## WHAT IS BEING ASKED
Show every line where "磨损或者弯曲" occurs.

--- Begin ---

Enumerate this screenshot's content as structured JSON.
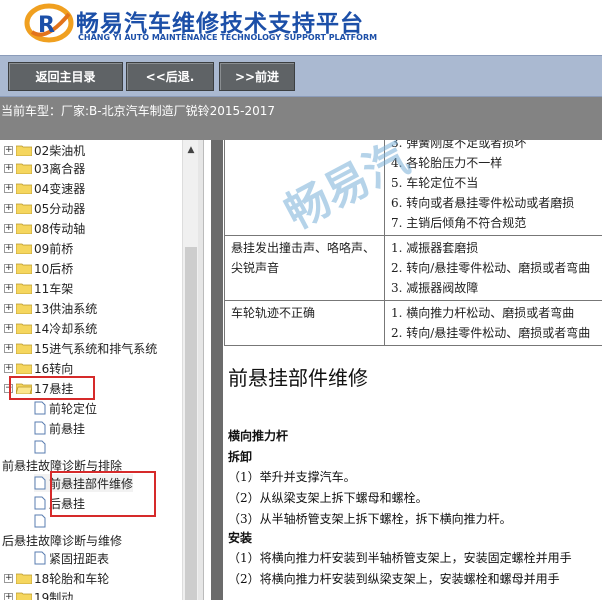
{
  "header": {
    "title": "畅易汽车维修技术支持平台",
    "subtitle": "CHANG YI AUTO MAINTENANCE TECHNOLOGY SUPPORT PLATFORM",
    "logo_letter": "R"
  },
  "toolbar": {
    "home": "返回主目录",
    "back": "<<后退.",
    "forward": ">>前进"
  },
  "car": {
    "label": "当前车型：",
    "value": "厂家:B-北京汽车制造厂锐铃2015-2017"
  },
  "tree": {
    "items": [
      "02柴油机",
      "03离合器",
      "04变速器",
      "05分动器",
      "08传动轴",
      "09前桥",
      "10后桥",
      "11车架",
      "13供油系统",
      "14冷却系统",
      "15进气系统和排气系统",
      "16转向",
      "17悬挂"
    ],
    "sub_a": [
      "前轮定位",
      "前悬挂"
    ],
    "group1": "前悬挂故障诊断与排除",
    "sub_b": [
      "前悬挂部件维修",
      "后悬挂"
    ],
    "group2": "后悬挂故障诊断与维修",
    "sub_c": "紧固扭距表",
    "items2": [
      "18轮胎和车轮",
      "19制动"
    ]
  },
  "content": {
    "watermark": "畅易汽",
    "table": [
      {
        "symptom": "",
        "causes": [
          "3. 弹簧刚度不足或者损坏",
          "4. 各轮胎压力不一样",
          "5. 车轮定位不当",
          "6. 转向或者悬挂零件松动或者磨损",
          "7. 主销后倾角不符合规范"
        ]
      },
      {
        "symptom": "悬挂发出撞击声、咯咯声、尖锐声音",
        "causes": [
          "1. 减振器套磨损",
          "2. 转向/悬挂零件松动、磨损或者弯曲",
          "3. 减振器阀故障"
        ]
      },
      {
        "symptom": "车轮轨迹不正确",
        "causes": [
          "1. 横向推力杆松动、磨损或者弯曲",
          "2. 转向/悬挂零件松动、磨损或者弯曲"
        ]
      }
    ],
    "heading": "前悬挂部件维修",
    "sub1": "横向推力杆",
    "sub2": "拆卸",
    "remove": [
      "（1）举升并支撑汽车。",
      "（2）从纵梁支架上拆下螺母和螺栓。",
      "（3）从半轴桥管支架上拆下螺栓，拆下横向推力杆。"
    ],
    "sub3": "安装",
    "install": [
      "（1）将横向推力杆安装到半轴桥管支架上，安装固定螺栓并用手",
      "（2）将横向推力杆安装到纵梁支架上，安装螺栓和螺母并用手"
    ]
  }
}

--- End ---

## TASK SOLUTION
          "2. 转向/悬挂零件松动、磨损或者弯曲",
          "1. 横向推力杆松动、磨损或者弯曲",
          "2. 转向/悬挂零件松动、磨损或者弯曲"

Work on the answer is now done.